(Saved entries)
+ + + +

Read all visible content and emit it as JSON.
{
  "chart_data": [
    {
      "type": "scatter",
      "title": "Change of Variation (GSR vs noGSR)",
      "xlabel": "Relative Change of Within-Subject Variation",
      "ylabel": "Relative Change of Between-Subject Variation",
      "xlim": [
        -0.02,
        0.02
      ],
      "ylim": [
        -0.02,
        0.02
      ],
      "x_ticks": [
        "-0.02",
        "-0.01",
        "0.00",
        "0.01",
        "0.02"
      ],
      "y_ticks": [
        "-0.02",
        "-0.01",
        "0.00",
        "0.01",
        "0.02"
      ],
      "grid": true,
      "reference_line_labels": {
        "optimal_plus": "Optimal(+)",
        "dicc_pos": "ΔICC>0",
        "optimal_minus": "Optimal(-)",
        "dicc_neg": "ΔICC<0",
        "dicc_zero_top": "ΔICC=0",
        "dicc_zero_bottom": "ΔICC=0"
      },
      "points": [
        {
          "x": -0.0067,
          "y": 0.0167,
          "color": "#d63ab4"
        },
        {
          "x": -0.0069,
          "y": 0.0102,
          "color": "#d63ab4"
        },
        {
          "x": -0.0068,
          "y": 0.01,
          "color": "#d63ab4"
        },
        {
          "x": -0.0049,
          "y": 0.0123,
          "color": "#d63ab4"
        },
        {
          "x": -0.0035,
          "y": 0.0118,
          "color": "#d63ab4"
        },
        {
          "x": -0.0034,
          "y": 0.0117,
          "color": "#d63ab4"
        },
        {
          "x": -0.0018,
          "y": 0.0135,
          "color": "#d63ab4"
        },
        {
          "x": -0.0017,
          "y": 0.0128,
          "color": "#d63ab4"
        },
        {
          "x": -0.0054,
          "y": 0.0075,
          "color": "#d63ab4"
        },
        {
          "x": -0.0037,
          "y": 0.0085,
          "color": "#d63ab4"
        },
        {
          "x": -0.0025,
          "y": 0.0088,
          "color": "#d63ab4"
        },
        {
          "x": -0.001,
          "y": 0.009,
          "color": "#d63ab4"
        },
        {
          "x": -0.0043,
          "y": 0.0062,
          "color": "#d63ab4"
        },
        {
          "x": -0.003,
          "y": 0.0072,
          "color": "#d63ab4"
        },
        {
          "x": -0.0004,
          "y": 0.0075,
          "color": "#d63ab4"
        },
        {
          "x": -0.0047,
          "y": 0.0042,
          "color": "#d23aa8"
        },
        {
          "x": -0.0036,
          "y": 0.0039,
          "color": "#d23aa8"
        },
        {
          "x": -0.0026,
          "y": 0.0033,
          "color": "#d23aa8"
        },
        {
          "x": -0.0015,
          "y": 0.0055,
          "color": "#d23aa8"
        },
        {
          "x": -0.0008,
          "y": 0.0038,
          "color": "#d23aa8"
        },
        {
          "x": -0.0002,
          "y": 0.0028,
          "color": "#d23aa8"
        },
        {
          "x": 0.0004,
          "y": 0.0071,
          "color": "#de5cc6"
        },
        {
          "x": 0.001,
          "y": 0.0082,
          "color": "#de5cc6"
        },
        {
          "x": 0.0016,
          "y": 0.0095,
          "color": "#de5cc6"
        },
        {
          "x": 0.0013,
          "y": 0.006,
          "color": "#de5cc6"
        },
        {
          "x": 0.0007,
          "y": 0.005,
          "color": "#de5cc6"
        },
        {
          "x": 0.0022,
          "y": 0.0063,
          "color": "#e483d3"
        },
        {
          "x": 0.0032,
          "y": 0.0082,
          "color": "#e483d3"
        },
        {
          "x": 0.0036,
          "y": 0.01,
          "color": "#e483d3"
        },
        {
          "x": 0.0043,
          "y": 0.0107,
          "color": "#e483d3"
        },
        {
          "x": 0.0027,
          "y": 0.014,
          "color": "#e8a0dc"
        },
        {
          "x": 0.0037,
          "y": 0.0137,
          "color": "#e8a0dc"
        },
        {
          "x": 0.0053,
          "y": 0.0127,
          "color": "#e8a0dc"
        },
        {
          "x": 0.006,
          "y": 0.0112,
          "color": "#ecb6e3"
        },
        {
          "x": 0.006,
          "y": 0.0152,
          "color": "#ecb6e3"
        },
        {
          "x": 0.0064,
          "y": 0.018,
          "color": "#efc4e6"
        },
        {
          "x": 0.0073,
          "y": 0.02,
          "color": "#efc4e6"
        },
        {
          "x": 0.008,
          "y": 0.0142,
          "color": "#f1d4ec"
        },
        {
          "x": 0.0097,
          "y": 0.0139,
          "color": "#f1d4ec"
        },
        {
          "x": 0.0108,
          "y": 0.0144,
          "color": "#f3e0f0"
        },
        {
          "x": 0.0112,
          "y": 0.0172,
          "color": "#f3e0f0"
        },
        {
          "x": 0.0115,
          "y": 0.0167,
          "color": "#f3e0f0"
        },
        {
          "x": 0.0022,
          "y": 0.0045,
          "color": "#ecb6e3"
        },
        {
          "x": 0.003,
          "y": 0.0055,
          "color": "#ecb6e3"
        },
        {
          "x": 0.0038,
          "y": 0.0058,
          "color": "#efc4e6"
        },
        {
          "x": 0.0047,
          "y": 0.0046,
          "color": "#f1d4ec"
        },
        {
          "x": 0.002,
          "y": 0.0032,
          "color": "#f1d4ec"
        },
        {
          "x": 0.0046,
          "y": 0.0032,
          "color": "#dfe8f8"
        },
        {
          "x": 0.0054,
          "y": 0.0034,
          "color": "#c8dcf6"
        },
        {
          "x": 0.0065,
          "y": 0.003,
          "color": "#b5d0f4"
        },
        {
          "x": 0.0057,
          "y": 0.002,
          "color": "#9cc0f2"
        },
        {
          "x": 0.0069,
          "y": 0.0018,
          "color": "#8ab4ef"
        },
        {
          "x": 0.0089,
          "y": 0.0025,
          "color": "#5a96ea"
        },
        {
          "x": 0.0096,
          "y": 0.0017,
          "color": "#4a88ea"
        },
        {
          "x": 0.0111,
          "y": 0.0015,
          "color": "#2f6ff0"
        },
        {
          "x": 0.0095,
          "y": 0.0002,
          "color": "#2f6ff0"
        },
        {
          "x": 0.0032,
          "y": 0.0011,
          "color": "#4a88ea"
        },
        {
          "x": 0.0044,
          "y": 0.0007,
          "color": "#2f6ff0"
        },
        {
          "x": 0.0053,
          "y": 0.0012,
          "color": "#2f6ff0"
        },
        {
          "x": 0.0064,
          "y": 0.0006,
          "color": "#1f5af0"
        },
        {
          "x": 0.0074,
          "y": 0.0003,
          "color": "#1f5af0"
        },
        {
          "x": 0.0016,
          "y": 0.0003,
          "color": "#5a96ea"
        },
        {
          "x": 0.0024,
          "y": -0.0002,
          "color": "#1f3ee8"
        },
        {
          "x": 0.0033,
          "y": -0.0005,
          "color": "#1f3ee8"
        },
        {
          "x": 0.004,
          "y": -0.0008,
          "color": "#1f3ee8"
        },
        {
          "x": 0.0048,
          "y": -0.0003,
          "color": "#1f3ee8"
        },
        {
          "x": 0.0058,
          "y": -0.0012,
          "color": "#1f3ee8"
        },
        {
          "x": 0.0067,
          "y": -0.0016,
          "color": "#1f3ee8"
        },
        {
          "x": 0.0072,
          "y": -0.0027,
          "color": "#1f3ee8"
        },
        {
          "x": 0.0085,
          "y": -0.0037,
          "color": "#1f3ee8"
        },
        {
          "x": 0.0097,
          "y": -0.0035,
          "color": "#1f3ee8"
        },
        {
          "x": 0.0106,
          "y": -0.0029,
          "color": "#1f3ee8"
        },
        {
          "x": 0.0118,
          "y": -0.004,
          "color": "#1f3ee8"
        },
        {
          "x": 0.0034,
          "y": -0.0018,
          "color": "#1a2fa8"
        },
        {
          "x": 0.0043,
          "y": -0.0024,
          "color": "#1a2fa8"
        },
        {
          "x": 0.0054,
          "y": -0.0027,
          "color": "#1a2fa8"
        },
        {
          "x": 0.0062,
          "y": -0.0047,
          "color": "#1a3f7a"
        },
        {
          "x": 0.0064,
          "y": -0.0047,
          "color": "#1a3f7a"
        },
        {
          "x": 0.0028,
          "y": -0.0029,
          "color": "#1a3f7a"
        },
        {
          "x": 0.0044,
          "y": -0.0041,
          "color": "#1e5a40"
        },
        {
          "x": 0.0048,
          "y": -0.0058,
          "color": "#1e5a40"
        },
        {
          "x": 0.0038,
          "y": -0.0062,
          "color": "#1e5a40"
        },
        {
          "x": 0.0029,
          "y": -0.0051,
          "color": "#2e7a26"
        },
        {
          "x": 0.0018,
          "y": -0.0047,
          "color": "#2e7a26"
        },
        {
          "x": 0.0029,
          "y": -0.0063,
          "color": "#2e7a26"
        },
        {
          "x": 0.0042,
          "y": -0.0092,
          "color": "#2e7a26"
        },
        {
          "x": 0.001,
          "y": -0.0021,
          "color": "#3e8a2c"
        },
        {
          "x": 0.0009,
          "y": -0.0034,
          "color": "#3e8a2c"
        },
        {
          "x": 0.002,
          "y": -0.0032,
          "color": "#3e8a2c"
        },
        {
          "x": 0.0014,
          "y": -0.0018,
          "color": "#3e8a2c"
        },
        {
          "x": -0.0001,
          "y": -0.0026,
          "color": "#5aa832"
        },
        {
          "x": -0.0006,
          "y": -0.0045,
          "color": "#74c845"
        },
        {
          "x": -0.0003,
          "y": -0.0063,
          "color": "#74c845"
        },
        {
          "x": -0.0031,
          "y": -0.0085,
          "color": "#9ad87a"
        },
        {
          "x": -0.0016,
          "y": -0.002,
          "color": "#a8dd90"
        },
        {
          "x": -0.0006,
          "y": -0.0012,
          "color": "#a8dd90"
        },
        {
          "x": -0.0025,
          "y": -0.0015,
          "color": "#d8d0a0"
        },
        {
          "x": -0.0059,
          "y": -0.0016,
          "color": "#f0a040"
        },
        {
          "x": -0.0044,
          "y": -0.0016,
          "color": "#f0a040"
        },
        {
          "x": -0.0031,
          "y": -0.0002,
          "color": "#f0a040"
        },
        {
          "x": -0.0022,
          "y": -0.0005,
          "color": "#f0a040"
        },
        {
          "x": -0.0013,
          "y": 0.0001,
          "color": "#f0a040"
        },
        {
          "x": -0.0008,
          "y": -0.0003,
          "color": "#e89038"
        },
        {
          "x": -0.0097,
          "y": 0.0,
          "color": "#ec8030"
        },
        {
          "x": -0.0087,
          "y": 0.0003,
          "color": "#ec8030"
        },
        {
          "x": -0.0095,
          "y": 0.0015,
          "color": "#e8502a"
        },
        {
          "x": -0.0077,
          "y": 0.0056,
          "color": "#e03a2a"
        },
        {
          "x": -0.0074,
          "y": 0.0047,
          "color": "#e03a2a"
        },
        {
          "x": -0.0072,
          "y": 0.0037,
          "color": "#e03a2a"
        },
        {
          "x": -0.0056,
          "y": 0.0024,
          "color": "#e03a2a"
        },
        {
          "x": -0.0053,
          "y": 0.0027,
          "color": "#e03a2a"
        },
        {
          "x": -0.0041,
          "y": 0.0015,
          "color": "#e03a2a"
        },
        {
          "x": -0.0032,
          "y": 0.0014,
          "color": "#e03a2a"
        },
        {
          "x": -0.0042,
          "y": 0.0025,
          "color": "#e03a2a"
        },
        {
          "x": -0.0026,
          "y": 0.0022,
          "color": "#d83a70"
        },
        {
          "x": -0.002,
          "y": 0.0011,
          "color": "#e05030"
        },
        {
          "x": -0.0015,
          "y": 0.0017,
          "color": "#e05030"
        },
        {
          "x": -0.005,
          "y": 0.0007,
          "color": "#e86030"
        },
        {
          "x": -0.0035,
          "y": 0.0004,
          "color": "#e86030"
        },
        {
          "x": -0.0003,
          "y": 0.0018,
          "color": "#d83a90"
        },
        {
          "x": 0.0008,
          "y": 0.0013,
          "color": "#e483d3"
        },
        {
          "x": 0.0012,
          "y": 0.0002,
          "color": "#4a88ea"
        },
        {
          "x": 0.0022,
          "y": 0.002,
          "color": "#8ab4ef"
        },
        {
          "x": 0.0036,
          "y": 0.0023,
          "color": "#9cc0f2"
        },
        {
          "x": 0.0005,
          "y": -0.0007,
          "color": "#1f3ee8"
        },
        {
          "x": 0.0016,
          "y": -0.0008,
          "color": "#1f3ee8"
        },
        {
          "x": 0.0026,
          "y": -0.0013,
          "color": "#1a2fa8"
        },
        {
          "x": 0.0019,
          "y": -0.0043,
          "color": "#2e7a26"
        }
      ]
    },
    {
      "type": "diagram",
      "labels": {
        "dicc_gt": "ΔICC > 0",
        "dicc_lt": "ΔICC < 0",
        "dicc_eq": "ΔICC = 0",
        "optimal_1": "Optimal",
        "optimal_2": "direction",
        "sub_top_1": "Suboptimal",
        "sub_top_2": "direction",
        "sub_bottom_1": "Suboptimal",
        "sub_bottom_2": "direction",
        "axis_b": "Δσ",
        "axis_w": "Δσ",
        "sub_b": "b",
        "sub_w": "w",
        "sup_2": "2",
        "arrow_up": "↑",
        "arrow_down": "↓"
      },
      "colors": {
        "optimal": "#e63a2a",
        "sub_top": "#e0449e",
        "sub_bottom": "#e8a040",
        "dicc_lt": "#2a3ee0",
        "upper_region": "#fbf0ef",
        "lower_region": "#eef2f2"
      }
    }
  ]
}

+ + + +

▶ _WRITTEN TASK_
Examine the records and pull out every line where the string "Suboptimal" occurs.

▶ _EXERCISE OUTPUT_
        "sub_top_1": "Suboptimal",
        "sub_bottom_1": "Suboptimal",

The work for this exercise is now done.